_SHORT PROBLEM_:
The data must be returned in full and exactly as given.
▬▬▬▬▬▬
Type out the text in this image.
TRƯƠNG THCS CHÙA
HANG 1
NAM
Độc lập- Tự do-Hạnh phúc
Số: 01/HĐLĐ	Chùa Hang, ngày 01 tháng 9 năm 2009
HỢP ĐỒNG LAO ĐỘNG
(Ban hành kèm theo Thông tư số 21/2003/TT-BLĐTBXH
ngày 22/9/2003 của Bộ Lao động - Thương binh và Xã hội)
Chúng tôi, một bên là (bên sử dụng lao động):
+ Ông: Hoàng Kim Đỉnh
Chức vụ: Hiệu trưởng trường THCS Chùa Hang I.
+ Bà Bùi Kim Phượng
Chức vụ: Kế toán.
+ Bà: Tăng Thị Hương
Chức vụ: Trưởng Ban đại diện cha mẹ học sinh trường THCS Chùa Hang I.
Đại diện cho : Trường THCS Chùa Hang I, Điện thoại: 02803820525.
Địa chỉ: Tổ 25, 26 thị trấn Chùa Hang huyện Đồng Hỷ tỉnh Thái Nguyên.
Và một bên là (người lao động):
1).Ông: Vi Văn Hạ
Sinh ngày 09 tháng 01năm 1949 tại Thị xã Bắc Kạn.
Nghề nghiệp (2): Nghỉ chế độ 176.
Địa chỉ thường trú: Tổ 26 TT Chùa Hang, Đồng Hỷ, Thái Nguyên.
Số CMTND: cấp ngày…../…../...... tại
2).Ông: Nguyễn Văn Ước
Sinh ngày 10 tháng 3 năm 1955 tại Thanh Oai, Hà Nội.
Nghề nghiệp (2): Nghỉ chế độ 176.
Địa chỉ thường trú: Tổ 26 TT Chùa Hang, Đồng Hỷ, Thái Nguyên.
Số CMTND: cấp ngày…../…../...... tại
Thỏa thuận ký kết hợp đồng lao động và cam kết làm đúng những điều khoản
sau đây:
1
▬▬▬▬▬▬
_EXERCISE OUTPUT_:
Type out the text in this image.
TRƯƠNG THCS CHÙA
HANG 1
NAM
Độc lập- Tự do-Hạnh phúc
Số: 01/HĐLĐ	Chùa Hang, ngày 01 tháng 9 năm 2009
HỢP ĐỒNG LAO ĐỘNG
(Ban hành kèm theo Thông tư số 21/2003/TT-BLĐTBXH
ngày 22/9/2003 của Bộ Lao động - Thương binh và Xã hội)
Chúng tôi, một bên là (bên sử dụng lao động):
+ Ông: Hoàng Kim Đỉnh
Chức vụ: Hiệu trưởng trường THCS Chùa Hang I.
+ Bà Bùi Kim Phượng
Chức vụ: Kế toán.
+ Bà: Tăng Thị Hương
Chức vụ: Trưởng Ban đại diện cha mẹ học sinh trường THCS Chùa Hang I.
Đại diện cho : Trường THCS Chùa Hang I, Điện thoại: 02803820525.
Địa chỉ: Tổ 25, 26 thị trấn Chùa Hang huyện Đồng Hỷ tỉnh Thái Nguyên.
Và một bên là (người lao động):
1).Ông: Vi Văn Hạ
Sinh ngày 09 tháng 01năm 1949 tại Thị xã Bắc Kạn.
Nghề nghiệp (2): Nghỉ chế độ 176.
Địa chỉ thường trú: Tổ 26 TT Chùa Hang, Đồng Hỷ, Thái Nguyên.
Số CMTND: cấp ngày…../…../...... tại
2).Ông: Nguyễn Văn Ước
Sinh ngày 10 tháng 3 năm 1955 tại Thanh Oai, Hà Nội.
Nghề nghiệp (2): Nghỉ chế độ 176.
Địa chỉ thường trú: Tổ 26 TT Chùa Hang, Đồng Hỷ, Thái Nguyên.
Số CMTND: cấp ngày…../…../...... tại
Thỏa thuận ký kết hợp đồng lao động và cam kết làm đúng những điều khoản
sau đây:
1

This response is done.